- [Instructions for the task]: Return each line of the data below unchanged, character for character.
BEGIN Available records
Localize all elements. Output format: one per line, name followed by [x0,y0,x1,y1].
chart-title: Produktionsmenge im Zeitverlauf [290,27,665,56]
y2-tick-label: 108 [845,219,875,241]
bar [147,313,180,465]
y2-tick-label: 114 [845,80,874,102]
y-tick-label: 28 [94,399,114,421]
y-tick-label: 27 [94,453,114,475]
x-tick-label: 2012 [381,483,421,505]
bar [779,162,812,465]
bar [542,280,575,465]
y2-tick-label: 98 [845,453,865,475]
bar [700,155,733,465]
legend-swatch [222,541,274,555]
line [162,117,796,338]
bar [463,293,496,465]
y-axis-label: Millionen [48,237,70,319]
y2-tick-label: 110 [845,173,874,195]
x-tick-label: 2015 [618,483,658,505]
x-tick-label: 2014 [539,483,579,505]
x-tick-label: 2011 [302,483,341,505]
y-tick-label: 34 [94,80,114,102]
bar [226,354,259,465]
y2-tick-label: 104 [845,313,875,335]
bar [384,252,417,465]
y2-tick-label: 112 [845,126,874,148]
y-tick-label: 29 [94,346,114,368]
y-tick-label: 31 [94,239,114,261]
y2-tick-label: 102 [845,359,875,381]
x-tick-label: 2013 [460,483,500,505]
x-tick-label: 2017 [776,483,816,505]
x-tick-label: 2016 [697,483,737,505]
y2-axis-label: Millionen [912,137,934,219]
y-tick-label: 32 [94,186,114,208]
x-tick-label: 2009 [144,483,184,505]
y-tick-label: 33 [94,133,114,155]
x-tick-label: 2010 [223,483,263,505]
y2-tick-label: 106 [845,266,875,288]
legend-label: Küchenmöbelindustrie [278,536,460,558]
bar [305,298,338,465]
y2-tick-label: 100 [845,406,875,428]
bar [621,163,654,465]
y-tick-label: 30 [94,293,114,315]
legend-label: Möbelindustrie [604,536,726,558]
END Available records
- [Solution for this task]:
Localize all elements. Output format: one per line, name followed by [x0,y0,x1,y1].
chart-title: Produktionsmenge im Zeitverlauf [290,27,665,56]
y2-tick-label: 108 [845,219,875,241]
bar [147,313,180,465]
y2-tick-label: 114 [845,80,874,102]
y-tick-label: 28 [94,399,114,421]
y-tick-label: 27 [94,453,114,475]
x-tick-label: 2012 [381,483,421,505]
bar [779,162,812,465]
bar [542,280,575,465]
y2-tick-label: 98 [845,453,865,475]
bar [700,155,733,465]
legend-swatch [222,541,274,555]
line [162,117,796,338]
bar [463,293,496,465]
y-axis-label: Millionen [48,237,70,319]
y2-tick-label: 110 [845,173,874,195]
x-tick-label: 2015 [618,483,658,505]
x-tick-label: 2014 [539,483,579,505]
x-tick-label: 2011 [302,483,341,505]
y-tick-label: 34 [94,80,114,102]
bar [226,354,259,465]
y2-tick-label: 104 [845,313,875,335]
bar [384,252,417,465]
y2-tick-label: 112 [845,126,874,148]
y-tick-label: 29 [94,346,114,368]
y-tick-label: 31 [94,239,114,261]
y2-tick-label: 102 [845,359,875,381]
x-tick-label: 2013 [460,483,500,505]
x-tick-label: 2017 [776,483,816,505]
x-tick-label: 2016 [697,483,737,505]
y2-axis-label: Millionen [912,137,934,219]
y-tick-label: 32 [94,186,114,208]
x-tick-label: 2009 [144,483,184,505]
y-tick-label: 33 [94,133,114,155]
x-tick-label: 2010 [223,483,263,505]
y2-tick-label: 106 [845,266,875,288]
legend-label: Küchenmöbelindustrie [278,536,460,558]
bar [305,298,338,465]
y2-tick-label: 100 [845,406,875,428]
bar [621,163,654,465]
y-tick-label: 30 [94,293,114,315]
legend-label: Möbelindustrie [604,536,726,558]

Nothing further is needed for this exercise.